Extracted data entries:
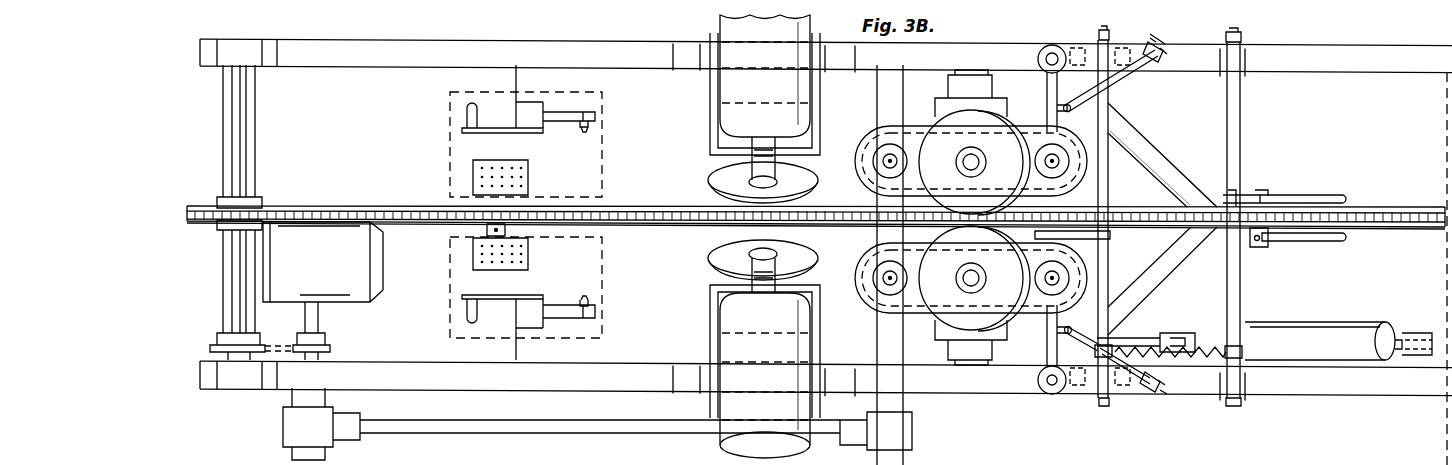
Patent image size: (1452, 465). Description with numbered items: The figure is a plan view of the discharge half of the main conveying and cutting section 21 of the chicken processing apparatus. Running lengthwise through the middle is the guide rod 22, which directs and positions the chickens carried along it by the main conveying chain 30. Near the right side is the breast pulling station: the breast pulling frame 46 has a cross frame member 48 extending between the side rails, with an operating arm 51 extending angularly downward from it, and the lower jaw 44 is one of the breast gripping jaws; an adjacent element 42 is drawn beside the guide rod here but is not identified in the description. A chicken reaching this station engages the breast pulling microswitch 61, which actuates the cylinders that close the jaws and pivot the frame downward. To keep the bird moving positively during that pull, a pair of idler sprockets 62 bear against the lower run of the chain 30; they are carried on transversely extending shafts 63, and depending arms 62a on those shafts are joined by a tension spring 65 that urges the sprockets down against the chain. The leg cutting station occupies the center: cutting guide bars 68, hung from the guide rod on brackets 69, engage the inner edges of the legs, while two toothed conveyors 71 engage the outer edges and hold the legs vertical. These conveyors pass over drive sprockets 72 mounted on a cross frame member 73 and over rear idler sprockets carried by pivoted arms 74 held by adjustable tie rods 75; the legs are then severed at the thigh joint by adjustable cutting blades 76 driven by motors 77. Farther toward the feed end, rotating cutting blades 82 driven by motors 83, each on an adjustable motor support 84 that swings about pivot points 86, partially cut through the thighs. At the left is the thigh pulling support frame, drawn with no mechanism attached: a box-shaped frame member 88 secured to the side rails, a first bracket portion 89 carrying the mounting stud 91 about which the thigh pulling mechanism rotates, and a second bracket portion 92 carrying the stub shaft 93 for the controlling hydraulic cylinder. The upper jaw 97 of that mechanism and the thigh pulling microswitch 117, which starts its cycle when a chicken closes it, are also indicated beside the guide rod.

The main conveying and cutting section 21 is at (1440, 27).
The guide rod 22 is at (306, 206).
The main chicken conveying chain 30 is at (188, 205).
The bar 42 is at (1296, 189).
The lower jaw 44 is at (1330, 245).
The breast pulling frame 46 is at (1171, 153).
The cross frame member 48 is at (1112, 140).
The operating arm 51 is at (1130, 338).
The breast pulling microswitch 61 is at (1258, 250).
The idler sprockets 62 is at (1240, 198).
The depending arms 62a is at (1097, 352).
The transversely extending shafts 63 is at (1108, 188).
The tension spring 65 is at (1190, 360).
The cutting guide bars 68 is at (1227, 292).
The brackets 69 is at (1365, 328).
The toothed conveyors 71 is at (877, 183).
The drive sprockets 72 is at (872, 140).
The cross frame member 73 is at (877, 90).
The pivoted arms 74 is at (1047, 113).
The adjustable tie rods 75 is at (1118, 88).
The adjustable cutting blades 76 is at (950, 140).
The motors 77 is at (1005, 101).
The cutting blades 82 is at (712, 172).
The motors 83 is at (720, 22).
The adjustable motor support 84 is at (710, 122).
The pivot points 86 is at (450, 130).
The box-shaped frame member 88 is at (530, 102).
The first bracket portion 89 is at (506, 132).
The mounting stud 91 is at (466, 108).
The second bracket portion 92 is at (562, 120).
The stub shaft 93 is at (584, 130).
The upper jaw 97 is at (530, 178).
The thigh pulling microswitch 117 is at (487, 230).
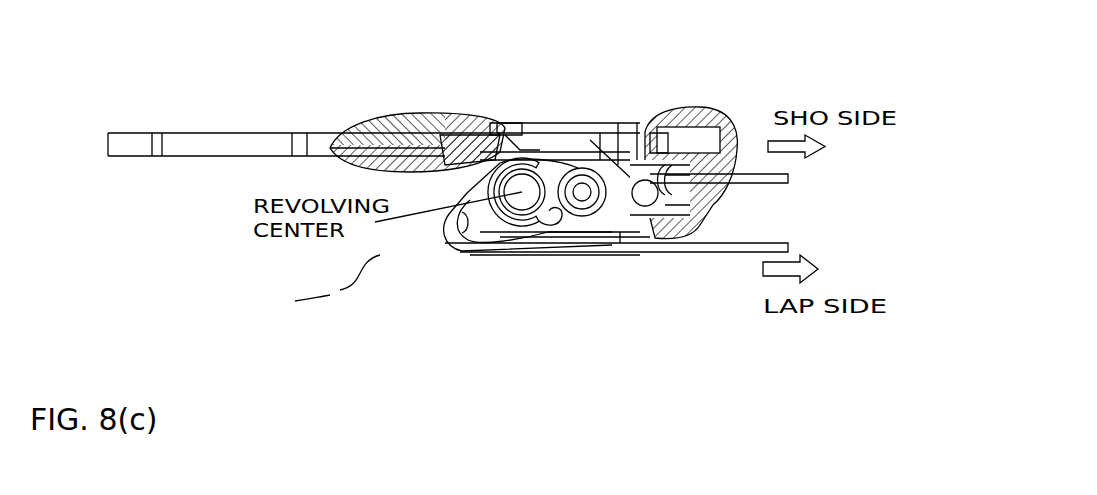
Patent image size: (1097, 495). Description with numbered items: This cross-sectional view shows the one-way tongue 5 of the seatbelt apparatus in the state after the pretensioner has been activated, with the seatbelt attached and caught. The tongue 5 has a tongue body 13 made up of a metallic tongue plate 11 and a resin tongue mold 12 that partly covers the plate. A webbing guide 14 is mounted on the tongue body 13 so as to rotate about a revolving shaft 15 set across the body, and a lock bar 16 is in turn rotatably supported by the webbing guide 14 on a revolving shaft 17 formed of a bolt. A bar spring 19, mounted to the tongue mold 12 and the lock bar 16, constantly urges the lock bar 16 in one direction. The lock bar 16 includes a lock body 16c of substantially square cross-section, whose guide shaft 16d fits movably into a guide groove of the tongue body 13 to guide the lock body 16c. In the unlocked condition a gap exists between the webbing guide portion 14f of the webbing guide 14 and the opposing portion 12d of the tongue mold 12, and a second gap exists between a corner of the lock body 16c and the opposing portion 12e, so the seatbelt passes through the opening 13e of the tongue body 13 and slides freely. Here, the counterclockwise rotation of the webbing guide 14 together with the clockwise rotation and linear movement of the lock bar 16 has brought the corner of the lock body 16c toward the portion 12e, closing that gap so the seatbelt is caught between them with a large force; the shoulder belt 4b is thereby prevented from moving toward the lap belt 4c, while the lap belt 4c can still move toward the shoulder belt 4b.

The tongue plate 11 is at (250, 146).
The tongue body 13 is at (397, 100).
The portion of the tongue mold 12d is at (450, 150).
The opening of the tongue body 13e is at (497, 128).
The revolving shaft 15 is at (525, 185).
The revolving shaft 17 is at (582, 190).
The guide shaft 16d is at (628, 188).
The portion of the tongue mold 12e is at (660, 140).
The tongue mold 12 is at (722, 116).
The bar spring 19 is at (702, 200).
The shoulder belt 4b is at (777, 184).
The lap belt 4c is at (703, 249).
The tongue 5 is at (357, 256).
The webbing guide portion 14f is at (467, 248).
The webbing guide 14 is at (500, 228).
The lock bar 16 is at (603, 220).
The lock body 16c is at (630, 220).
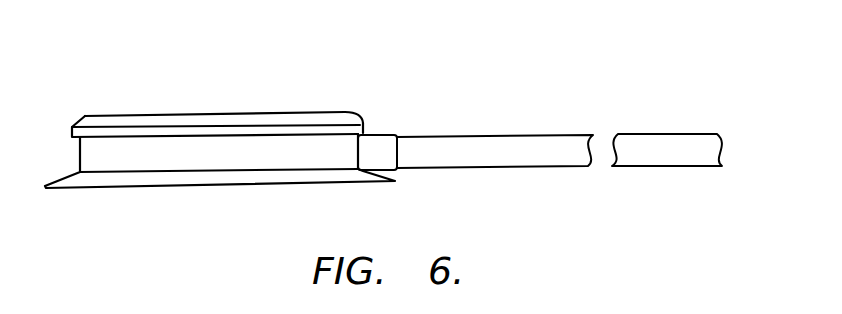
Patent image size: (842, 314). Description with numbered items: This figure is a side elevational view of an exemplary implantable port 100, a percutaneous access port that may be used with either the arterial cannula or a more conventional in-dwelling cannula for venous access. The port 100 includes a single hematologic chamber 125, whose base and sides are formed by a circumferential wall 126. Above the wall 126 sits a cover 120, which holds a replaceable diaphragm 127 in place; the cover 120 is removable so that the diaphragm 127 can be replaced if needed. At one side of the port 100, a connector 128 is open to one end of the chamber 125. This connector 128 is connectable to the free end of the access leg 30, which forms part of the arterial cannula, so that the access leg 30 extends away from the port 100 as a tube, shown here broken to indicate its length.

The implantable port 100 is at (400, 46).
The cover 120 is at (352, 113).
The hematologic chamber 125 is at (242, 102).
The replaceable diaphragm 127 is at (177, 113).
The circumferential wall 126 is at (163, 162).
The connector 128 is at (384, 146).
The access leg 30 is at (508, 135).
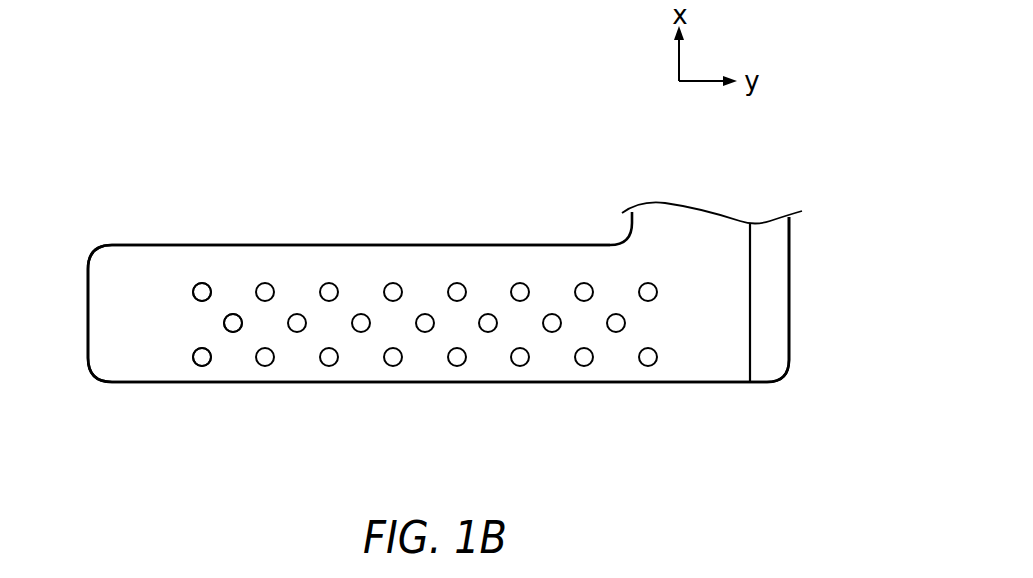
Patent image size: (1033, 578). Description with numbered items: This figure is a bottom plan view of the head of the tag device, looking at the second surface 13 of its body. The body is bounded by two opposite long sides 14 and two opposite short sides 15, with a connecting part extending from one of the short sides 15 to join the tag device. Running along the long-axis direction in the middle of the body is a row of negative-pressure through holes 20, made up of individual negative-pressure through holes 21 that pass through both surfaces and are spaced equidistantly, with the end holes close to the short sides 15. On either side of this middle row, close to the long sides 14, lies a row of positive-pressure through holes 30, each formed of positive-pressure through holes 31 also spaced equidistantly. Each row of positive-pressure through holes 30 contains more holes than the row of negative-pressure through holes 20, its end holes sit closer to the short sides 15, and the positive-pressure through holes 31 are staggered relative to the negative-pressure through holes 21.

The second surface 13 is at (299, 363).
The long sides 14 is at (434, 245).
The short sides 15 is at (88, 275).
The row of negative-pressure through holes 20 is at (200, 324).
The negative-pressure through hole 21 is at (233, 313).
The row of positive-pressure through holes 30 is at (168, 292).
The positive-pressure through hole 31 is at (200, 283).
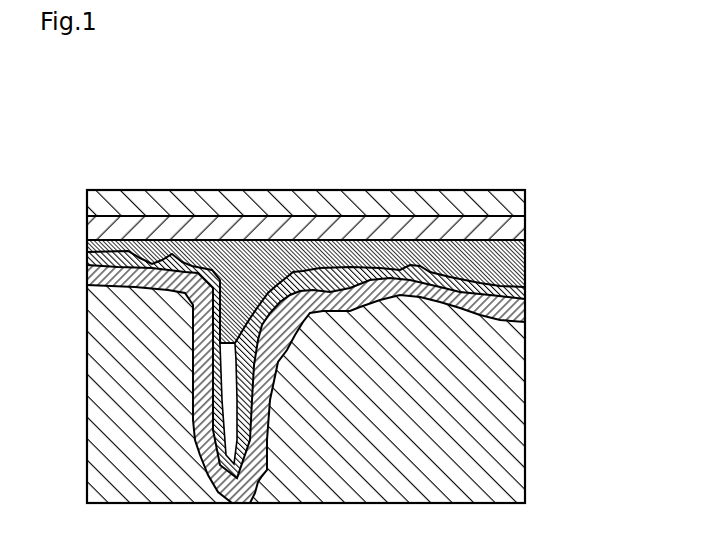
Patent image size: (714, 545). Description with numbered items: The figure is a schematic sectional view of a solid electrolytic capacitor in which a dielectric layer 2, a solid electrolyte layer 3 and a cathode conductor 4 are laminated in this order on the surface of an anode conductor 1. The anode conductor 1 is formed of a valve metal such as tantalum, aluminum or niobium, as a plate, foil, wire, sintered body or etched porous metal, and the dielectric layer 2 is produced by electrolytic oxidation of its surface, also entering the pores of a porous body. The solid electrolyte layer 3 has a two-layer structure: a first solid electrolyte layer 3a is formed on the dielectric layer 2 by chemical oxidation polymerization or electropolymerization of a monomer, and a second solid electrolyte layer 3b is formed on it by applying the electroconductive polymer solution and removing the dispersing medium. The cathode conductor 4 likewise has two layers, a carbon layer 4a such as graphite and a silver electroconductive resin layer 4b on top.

§ **YOUR OBJECTIVE**
Retype every line from the one with "Patent image size: (1033, 578)." through the one with "The positive-pressure through hole 31", keeping each character unchanged and including both of those lines.

§ **SOLUTION**
Patent image size: (1033, 578). Description with numbered items: This figure is a bottom plan view of the head of the tag device, looking at the second surface 13 of its body. The body is bounded by two opposite long sides 14 and two opposite short sides 15, with a connecting part extending from one of the short sides 15 to join the tag device. Running along the long-axis direction in the middle of the body is a row of negative-pressure through holes 20, made up of individual negative-pressure through holes 21 that pass through both surfaces and are spaced equidistantly, with the end holes close to the short sides 15. On either side of this middle row, close to the long sides 14, lies a row of positive-pressure through holes 30, each formed of positive-pressure through holes 31 also spaced equidistantly. Each row of positive-pressure through holes 30 contains more holes than the row of negative-pressure through holes 20, its end holes sit closer to the short sides 15, and the positive-pressure through holes 31 are staggered relative to the negative-pressure through holes 21.

The second surface 13 is at (299, 363).
The long sides 14 is at (434, 245).
The short sides 15 is at (88, 275).
The row of negative-pressure through holes 20 is at (200, 324).
The negative-pressure through hole 21 is at (233, 313).
The row of positive-pressure through holes 30 is at (168, 292).
The positive-pressure through hole 31 is at (200, 283).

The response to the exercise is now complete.